EXERCISE PROMPT :: Find the lines with "text" in them and copy them out.

DATA SECTION ::
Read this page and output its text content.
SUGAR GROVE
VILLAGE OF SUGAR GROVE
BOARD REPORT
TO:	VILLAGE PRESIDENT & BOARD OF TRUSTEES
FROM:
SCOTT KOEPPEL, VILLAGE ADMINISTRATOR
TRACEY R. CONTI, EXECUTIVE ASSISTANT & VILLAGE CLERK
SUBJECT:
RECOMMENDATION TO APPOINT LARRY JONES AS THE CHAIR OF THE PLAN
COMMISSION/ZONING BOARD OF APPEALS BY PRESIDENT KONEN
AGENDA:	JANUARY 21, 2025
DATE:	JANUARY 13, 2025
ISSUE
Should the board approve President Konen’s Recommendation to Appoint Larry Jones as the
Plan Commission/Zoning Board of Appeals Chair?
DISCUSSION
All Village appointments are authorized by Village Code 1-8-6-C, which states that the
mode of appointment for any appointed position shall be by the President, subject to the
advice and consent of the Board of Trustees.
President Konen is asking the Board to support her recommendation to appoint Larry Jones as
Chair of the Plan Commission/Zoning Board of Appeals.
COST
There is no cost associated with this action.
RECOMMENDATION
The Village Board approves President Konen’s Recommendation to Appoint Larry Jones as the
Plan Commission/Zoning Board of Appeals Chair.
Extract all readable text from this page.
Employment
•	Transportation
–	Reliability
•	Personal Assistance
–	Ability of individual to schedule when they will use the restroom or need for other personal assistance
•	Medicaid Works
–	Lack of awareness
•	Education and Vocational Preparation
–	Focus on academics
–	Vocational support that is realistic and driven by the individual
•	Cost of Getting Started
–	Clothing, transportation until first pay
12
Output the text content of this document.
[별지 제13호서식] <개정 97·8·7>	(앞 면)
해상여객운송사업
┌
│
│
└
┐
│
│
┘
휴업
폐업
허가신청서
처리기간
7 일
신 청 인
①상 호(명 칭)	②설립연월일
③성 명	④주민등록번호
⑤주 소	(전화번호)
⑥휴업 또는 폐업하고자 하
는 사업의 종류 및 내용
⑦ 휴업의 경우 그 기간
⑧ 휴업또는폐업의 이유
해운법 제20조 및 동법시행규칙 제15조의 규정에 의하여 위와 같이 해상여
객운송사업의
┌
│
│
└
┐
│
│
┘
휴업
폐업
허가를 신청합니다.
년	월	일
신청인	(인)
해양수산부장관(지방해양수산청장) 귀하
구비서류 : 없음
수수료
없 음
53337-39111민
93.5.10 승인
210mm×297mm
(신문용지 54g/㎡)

EXERCISE RESPONSE ::
Read this page and output its text content.
Extract all readable text from this page.
Output the text content of this document.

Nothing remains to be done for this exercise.